▶ _Task brief_
Count how many lines in the material below hold the word "text"; the reply is that number alone.

[Figure record extracts]
%%
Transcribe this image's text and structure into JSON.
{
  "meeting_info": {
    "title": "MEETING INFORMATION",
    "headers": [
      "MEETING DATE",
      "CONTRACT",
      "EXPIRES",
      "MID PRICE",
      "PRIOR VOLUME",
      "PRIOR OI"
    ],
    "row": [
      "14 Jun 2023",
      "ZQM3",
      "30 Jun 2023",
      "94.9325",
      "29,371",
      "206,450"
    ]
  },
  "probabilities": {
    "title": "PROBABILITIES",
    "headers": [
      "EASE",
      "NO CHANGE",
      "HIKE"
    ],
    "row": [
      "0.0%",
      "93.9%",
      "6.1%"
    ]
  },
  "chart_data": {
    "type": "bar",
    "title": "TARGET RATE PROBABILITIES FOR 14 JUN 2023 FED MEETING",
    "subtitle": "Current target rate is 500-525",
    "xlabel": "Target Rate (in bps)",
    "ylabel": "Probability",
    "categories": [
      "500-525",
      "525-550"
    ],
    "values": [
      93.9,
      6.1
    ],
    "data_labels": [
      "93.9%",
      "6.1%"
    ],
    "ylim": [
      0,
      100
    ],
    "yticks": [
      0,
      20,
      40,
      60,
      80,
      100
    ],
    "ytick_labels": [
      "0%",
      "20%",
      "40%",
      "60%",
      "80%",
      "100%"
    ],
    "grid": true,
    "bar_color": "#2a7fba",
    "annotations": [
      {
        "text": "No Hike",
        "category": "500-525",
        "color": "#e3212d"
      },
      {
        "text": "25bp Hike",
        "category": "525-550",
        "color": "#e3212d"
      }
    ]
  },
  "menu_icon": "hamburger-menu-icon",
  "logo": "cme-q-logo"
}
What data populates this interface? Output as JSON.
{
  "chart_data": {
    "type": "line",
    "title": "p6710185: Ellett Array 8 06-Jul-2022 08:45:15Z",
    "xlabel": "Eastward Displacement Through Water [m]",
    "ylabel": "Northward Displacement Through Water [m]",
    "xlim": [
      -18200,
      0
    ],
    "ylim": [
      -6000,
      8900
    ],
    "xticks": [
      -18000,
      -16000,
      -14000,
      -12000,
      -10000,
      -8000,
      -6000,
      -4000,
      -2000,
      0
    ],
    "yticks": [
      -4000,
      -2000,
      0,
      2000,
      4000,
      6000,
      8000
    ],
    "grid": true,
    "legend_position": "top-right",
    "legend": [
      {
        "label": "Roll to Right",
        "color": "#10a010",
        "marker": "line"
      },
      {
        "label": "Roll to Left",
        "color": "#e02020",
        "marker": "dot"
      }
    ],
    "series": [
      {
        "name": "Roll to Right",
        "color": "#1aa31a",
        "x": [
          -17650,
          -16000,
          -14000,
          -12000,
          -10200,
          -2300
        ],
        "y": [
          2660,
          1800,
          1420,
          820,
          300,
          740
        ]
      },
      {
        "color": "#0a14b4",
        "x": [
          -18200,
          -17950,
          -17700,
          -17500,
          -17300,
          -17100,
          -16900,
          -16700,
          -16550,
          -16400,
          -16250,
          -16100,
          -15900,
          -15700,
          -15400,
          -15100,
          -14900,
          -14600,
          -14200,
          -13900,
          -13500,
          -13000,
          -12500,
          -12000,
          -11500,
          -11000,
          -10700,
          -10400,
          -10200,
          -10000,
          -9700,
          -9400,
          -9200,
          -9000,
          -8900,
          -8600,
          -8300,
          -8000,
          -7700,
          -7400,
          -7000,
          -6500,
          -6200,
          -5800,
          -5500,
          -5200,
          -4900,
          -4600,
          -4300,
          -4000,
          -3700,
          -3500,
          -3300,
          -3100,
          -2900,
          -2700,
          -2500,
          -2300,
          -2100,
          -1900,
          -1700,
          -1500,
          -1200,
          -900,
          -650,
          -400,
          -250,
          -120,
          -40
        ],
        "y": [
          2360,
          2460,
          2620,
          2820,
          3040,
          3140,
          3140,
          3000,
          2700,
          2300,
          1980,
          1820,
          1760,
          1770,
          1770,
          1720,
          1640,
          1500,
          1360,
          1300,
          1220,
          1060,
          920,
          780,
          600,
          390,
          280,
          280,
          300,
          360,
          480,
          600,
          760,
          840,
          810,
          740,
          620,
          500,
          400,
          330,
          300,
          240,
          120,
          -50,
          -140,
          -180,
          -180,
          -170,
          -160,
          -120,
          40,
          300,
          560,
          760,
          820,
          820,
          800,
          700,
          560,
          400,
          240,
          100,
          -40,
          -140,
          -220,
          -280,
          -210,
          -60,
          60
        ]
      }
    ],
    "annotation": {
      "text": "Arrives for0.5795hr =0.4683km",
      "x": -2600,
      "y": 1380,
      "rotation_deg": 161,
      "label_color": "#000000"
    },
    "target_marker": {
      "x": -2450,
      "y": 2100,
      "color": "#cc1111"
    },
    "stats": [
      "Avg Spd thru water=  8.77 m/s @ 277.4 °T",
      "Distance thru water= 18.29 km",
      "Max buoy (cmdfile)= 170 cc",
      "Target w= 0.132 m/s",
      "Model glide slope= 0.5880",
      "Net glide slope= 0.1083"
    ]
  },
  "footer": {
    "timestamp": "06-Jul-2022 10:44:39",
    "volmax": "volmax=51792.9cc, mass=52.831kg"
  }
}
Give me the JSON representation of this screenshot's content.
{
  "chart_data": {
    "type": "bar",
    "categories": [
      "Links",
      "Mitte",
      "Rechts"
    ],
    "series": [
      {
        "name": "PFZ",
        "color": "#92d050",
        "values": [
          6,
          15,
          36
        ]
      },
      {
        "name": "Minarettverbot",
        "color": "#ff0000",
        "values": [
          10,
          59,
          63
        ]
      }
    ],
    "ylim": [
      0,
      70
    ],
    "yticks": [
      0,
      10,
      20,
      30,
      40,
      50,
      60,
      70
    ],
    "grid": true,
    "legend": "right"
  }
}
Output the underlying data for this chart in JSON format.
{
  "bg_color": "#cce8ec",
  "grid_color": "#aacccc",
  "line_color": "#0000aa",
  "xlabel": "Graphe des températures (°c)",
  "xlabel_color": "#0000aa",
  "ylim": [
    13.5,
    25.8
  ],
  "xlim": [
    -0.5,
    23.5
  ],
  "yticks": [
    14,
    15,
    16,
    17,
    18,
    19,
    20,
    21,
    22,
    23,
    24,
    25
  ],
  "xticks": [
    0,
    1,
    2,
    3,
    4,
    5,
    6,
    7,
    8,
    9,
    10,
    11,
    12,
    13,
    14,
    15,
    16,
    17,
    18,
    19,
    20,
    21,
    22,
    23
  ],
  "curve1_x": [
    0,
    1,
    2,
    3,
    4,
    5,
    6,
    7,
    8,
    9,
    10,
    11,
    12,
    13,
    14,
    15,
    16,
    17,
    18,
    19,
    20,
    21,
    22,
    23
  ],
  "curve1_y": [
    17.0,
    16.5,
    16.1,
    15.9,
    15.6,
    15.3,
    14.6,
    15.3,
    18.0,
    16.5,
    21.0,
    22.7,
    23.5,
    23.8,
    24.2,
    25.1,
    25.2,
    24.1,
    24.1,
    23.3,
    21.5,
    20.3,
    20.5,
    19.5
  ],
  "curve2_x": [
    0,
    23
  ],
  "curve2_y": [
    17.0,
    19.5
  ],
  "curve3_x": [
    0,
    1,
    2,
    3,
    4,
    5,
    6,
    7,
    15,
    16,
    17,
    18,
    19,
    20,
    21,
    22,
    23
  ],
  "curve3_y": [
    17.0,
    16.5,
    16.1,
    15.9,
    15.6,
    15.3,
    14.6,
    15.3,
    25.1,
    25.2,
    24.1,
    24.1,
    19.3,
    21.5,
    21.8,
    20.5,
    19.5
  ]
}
%%
▶ _Complete output_
4